-- start INPUT ROWS --

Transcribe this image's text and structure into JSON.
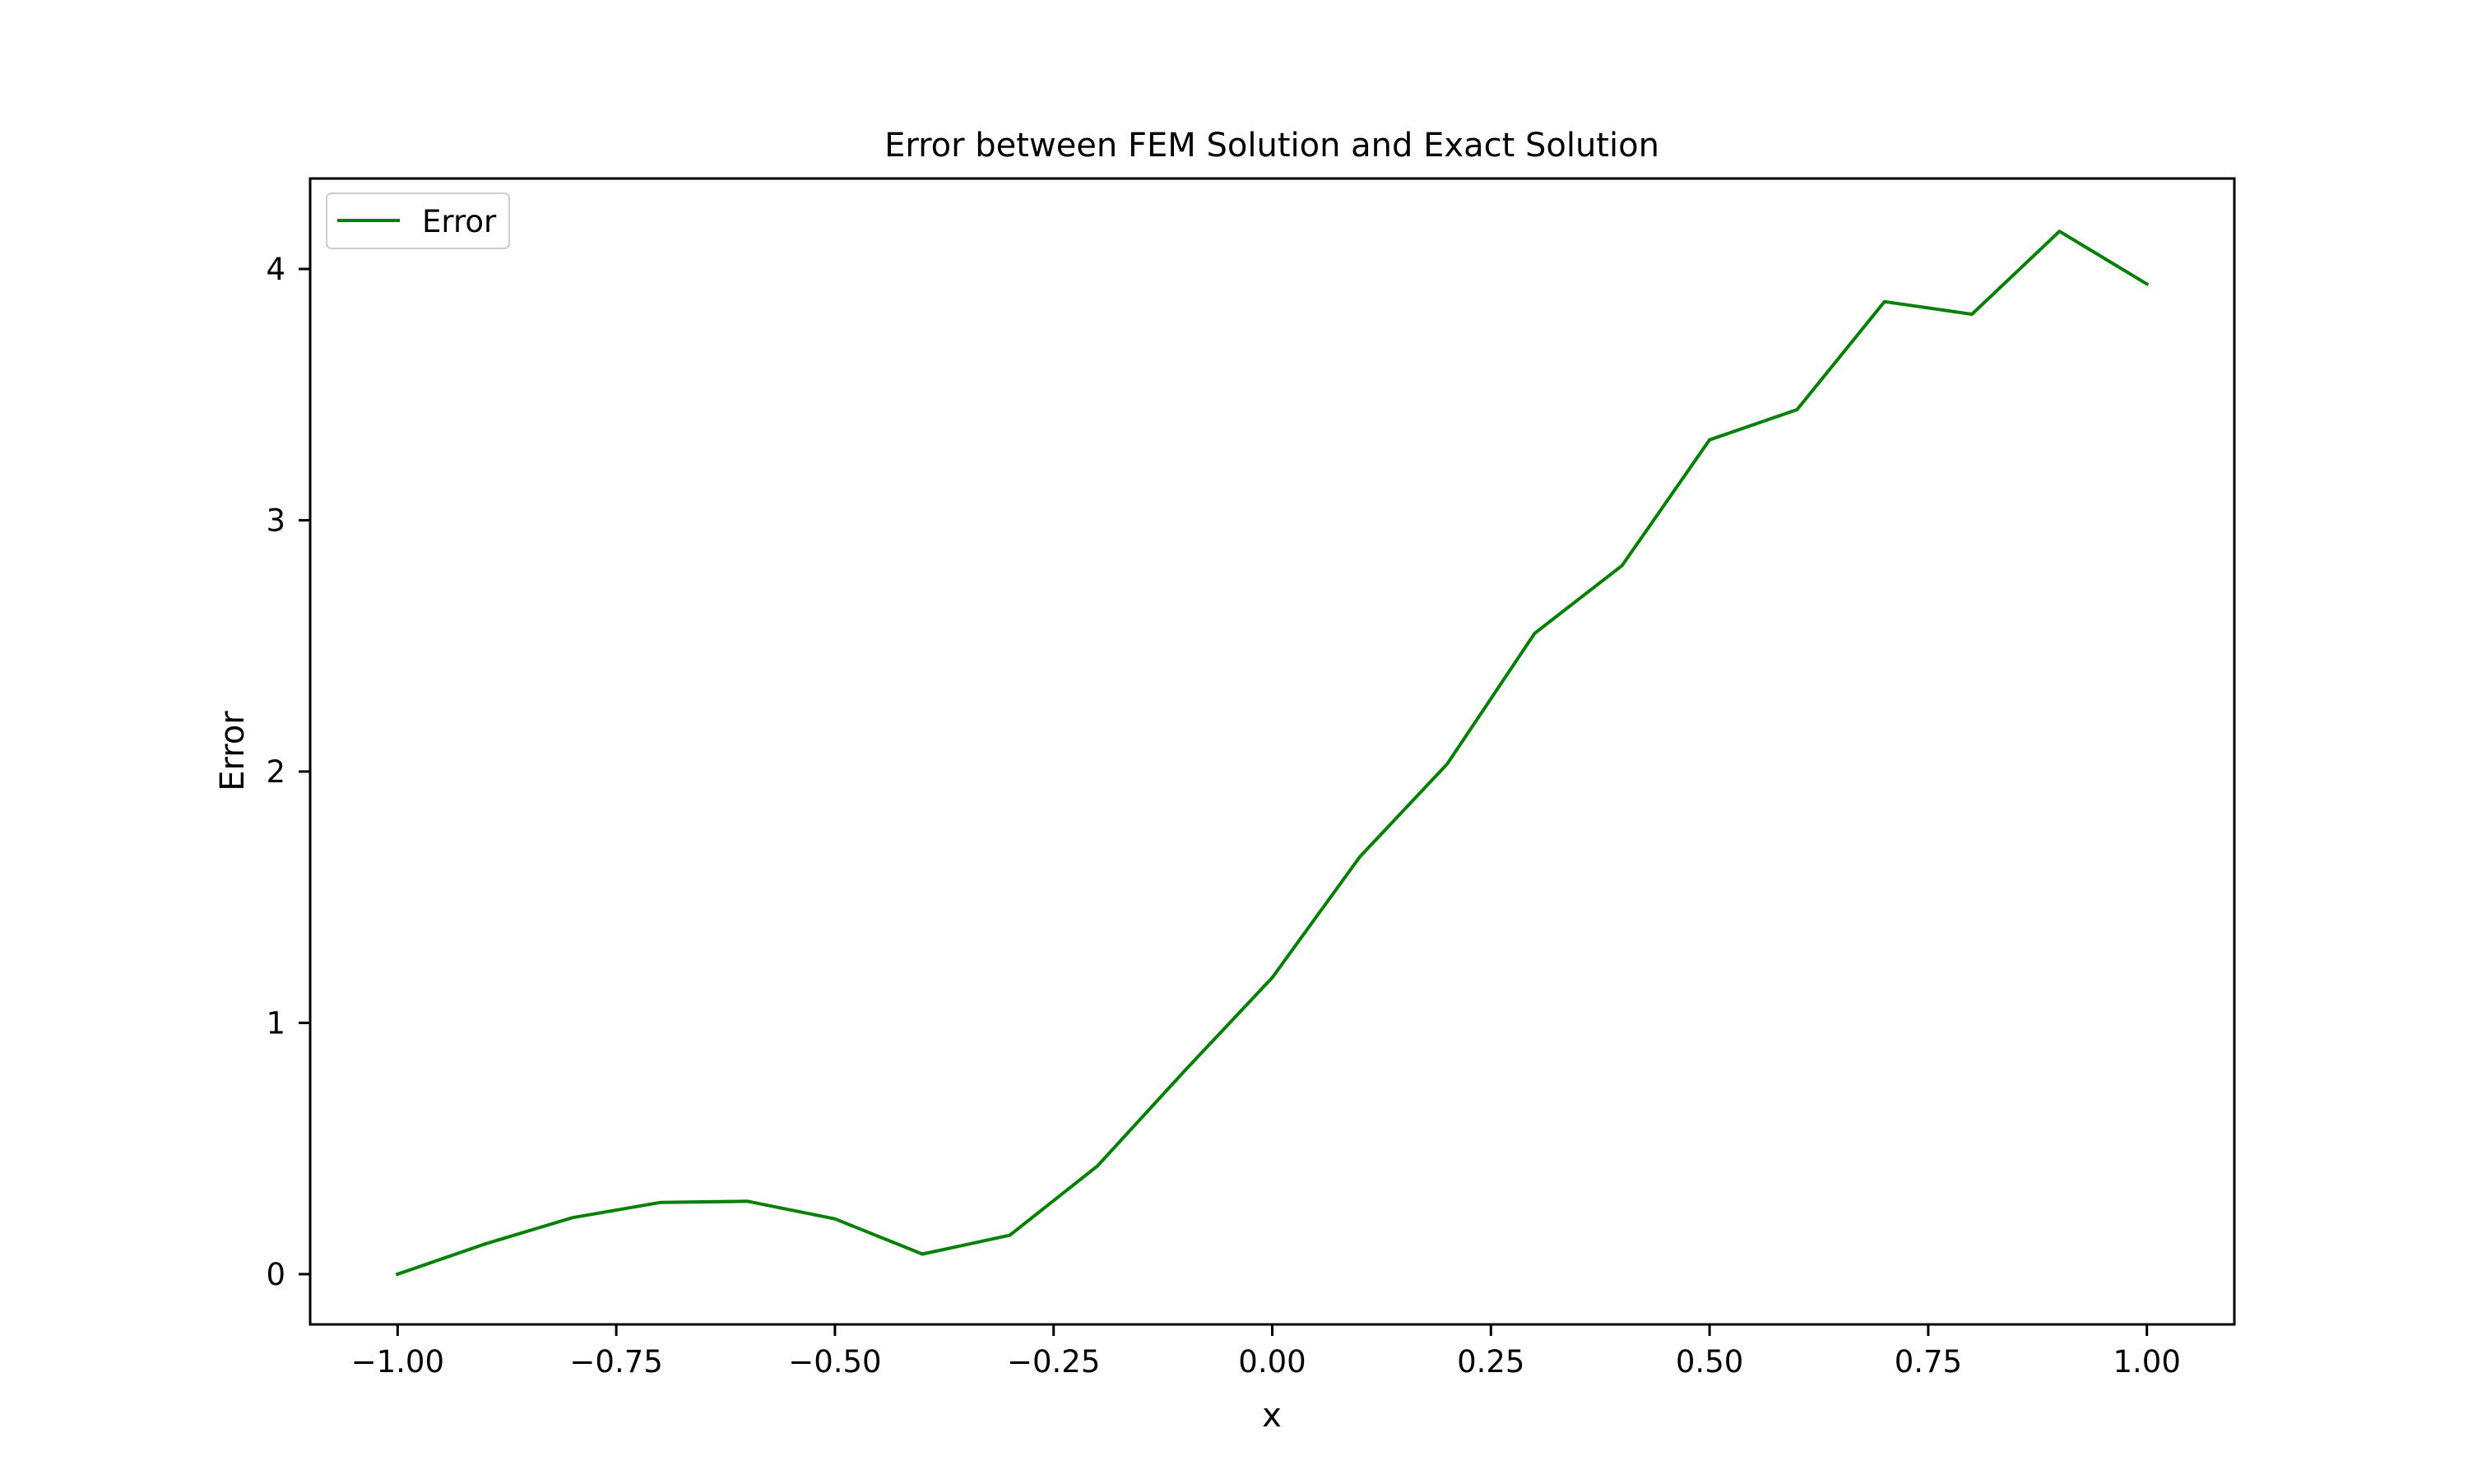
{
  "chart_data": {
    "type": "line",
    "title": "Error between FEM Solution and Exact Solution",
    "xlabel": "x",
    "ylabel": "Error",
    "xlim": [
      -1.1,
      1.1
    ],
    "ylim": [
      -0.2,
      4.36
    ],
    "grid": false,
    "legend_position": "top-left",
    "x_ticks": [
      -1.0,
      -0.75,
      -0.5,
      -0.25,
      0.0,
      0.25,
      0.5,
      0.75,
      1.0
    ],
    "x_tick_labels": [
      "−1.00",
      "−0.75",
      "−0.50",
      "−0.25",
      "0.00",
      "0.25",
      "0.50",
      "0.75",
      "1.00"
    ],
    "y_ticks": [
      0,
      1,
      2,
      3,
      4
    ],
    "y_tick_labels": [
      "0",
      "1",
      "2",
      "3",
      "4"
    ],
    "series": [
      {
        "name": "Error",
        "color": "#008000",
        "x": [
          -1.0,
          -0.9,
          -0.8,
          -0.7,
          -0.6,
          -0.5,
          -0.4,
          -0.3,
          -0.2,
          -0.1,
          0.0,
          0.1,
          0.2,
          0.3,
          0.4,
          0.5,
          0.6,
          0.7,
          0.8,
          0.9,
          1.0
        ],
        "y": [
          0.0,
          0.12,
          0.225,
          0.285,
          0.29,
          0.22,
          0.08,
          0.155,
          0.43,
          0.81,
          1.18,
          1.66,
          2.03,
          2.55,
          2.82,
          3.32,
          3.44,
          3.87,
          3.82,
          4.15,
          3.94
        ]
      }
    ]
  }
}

-- end INPUT ROWS --

# [PROBLEM]
Repeat the material above in full and unchanged, minus its images.

# [WRITTEN RESPONSE]
Transcribe this image's text and structure into JSON.
{
  "chart_data": {
    "type": "line",
    "title": "Error between FEM Solution and Exact Solution",
    "xlabel": "x",
    "ylabel": "Error",
    "xlim": [
      -1.1,
      1.1
    ],
    "ylim": [
      -0.2,
      4.36
    ],
    "grid": false,
    "legend_position": "top-left",
    "x_ticks": [
      -1.0,
      -0.75,
      -0.5,
      -0.25,
      0.0,
      0.25,
      0.5,
      0.75,
      1.0
    ],
    "x_tick_labels": [
      "−1.00",
      "−0.75",
      "−0.50",
      "−0.25",
      "0.00",
      "0.25",
      "0.50",
      "0.75",
      "1.00"
    ],
    "y_ticks": [
      0,
      1,
      2,
      3,
      4
    ],
    "y_tick_labels": [
      "0",
      "1",
      "2",
      "3",
      "4"
    ],
    "series": [
      {
        "name": "Error",
        "color": "#008000",
        "x": [
          -1.0,
          -0.9,
          -0.8,
          -0.7,
          -0.6,
          -0.5,
          -0.4,
          -0.3,
          -0.2,
          -0.1,
          0.0,
          0.1,
          0.2,
          0.3,
          0.4,
          0.5,
          0.6,
          0.7,
          0.8,
          0.9,
          1.0
        ],
        "y": [
          0.0,
          0.12,
          0.225,
          0.285,
          0.29,
          0.22,
          0.08,
          0.155,
          0.43,
          0.81,
          1.18,
          1.66,
          2.03,
          2.55,
          2.82,
          3.32,
          3.44,
          3.87,
          3.82,
          4.15,
          3.94
        ]
      }
    ]
  }
}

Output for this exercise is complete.